REQUIRED WORK:
Return each line of the records with nothing changed, pictures excepted.

Start EXERCISE INPUT

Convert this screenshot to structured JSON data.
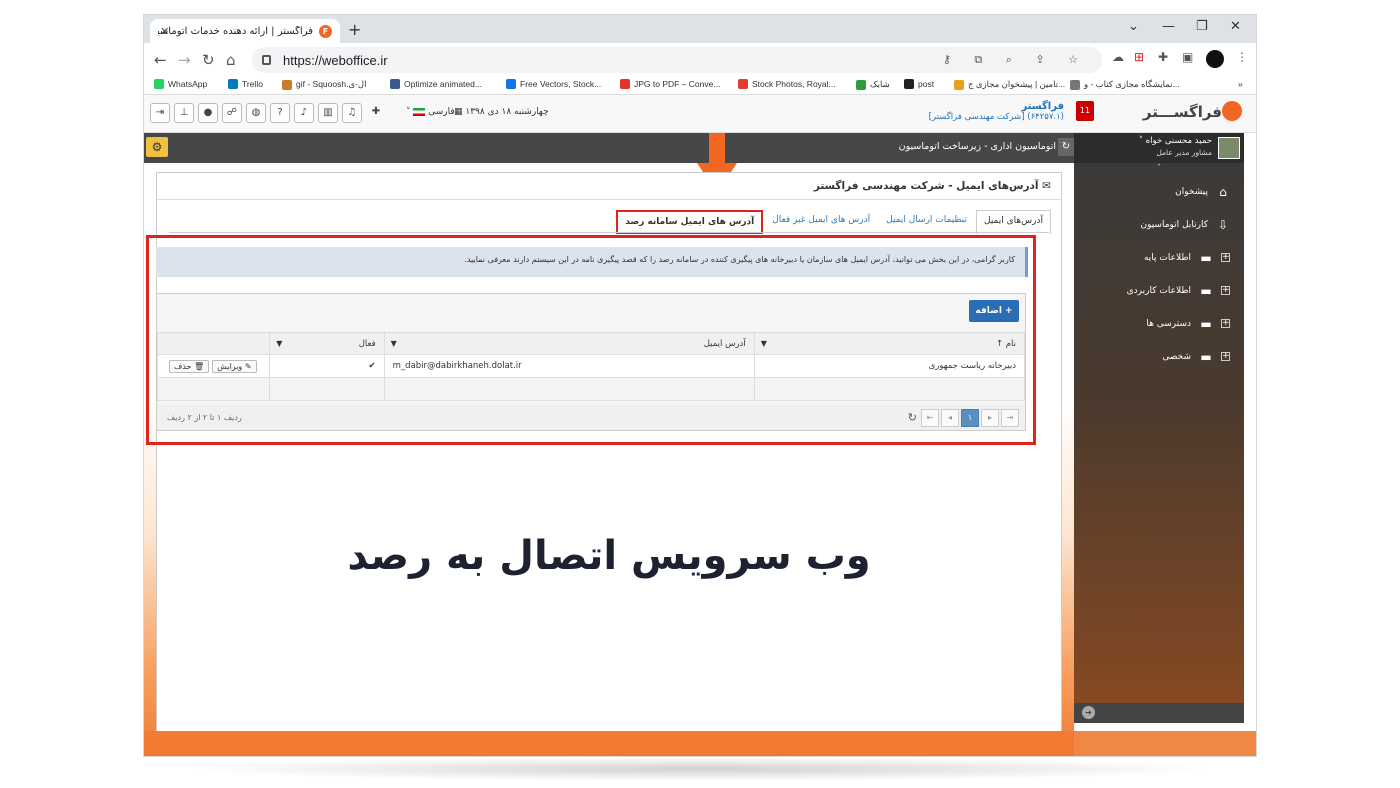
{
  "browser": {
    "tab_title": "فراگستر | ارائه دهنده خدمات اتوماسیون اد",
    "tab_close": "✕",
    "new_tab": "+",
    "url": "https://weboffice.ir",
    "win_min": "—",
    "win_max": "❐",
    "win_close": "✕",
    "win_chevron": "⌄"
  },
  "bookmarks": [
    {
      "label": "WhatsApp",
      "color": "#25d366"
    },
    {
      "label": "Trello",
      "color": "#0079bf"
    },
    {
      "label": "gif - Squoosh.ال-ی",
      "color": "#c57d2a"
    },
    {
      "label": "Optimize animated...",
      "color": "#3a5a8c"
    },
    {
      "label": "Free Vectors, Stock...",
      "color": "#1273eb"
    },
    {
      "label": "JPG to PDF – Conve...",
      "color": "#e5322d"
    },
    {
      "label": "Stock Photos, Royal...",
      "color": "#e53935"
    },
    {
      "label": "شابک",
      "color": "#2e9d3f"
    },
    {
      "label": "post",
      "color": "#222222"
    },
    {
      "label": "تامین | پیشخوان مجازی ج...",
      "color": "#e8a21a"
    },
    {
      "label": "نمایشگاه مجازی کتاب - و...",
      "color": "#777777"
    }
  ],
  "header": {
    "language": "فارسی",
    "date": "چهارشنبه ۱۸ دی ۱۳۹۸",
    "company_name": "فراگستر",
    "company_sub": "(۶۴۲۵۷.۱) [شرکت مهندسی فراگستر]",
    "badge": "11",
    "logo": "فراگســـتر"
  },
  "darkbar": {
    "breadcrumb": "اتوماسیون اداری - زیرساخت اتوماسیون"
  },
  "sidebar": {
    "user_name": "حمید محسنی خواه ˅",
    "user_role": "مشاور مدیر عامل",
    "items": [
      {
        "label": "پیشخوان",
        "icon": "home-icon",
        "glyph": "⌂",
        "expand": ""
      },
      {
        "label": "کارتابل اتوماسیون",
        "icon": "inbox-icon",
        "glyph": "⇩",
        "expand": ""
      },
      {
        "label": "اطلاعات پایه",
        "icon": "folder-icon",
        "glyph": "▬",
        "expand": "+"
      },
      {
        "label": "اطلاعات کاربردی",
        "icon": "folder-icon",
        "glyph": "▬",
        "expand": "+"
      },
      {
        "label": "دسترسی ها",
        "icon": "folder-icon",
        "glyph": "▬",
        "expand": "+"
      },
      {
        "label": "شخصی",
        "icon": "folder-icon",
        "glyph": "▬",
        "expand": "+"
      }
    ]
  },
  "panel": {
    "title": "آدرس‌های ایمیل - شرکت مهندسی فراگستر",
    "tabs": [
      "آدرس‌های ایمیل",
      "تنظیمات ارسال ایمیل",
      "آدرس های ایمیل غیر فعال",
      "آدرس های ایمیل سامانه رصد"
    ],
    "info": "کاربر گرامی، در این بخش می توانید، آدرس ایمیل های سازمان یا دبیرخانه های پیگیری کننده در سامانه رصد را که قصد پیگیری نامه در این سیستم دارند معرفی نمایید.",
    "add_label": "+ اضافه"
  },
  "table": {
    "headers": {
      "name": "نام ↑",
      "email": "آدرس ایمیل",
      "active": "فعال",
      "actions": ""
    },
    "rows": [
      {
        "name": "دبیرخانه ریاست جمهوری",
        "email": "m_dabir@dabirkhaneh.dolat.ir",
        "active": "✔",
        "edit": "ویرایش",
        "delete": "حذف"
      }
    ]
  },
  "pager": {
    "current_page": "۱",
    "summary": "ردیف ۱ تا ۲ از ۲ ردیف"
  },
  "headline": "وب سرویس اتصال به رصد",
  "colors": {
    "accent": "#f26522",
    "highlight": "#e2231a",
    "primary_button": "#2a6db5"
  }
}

End EXERCISE INPUT

ANSWER TO THIS EXERCISE:
Convert this screenshot to structured JSON data.
{
  "browser": {
    "tab_title": "فراگستر | ارائه دهنده خدمات اتوماسیون اد",
    "tab_close": "✕",
    "new_tab": "+",
    "url": "https://weboffice.ir",
    "win_min": "—",
    "win_max": "❐",
    "win_close": "✕",
    "win_chevron": "⌄"
  },
  "bookmarks": [
    {
      "label": "WhatsApp",
      "color": "#25d366"
    },
    {
      "label": "Trello",
      "color": "#0079bf"
    },
    {
      "label": "gif - Squoosh.ال-ی",
      "color": "#c57d2a"
    },
    {
      "label": "Optimize animated...",
      "color": "#3a5a8c"
    },
    {
      "label": "Free Vectors, Stock...",
      "color": "#1273eb"
    },
    {
      "label": "JPG to PDF – Conve...",
      "color": "#e5322d"
    },
    {
      "label": "Stock Photos, Royal...",
      "color": "#e53935"
    },
    {
      "label": "شابک",
      "color": "#2e9d3f"
    },
    {
      "label": "post",
      "color": "#222222"
    },
    {
      "label": "تامین | پیشخوان مجازی ج...",
      "color": "#e8a21a"
    },
    {
      "label": "نمایشگاه مجازی کتاب - و...",
      "color": "#777777"
    }
  ],
  "header": {
    "language": "فارسی",
    "date": "چهارشنبه ۱۸ دی ۱۳۹۸",
    "company_name": "فراگستر",
    "company_sub": "(۶۴۲۵۷.۱) [شرکت مهندسی فراگستر]",
    "badge": "11",
    "logo": "فراگســـتر"
  },
  "darkbar": {
    "breadcrumb": "اتوماسیون اداری - زیرساخت اتوماسیون"
  },
  "sidebar": {
    "user_name": "حمید محسنی خواه ˅",
    "user_role": "مشاور مدیر عامل",
    "items": [
      {
        "label": "پیشخوان",
        "icon": "home-icon",
        "glyph": "⌂",
        "expand": ""
      },
      {
        "label": "کارتابل اتوماسیون",
        "icon": "inbox-icon",
        "glyph": "⇩",
        "expand": ""
      },
      {
        "label": "اطلاعات پایه",
        "icon": "folder-icon",
        "glyph": "▬",
        "expand": "+"
      },
      {
        "label": "اطلاعات کاربردی",
        "icon": "folder-icon",
        "glyph": "▬",
        "expand": "+"
      },
      {
        "label": "دسترسی ها",
        "icon": "folder-icon",
        "glyph": "▬",
        "expand": "+"
      },
      {
        "label": "شخصی",
        "icon": "folder-icon",
        "glyph": "▬",
        "expand": "+"
      }
    ]
  },
  "panel": {
    "title": "آدرس‌های ایمیل - شرکت مهندسی فراگستر",
    "tabs": [
      "آدرس‌های ایمیل",
      "تنظیمات ارسال ایمیل",
      "آدرس های ایمیل غیر فعال",
      "آدرس های ایمیل سامانه رصد"
    ],
    "info": "کاربر گرامی، در این بخش می توانید، آدرس ایمیل های سازمان یا دبیرخانه های پیگیری کننده در سامانه رصد را که قصد پیگیری نامه در این سیستم دارند معرفی نمایید.",
    "add_label": "+ اضافه"
  },
  "table": {
    "headers": {
      "name": "نام ↑",
      "email": "آدرس ایمیل",
      "active": "فعال",
      "actions": ""
    },
    "rows": [
      {
        "name": "دبیرخانه ریاست جمهوری",
        "email": "m_dabir@dabirkhaneh.dolat.ir",
        "active": "✔",
        "edit": "ویرایش",
        "delete": "حذف"
      }
    ]
  },
  "pager": {
    "current_page": "۱",
    "summary": "ردیف ۱ تا ۲ از ۲ ردیف"
  },
  "headline": "وب سرویس اتصال به رصد",
  "colors": {
    "accent": "#f26522",
    "highlight": "#e2231a",
    "primary_button": "#2a6db5"
  }
}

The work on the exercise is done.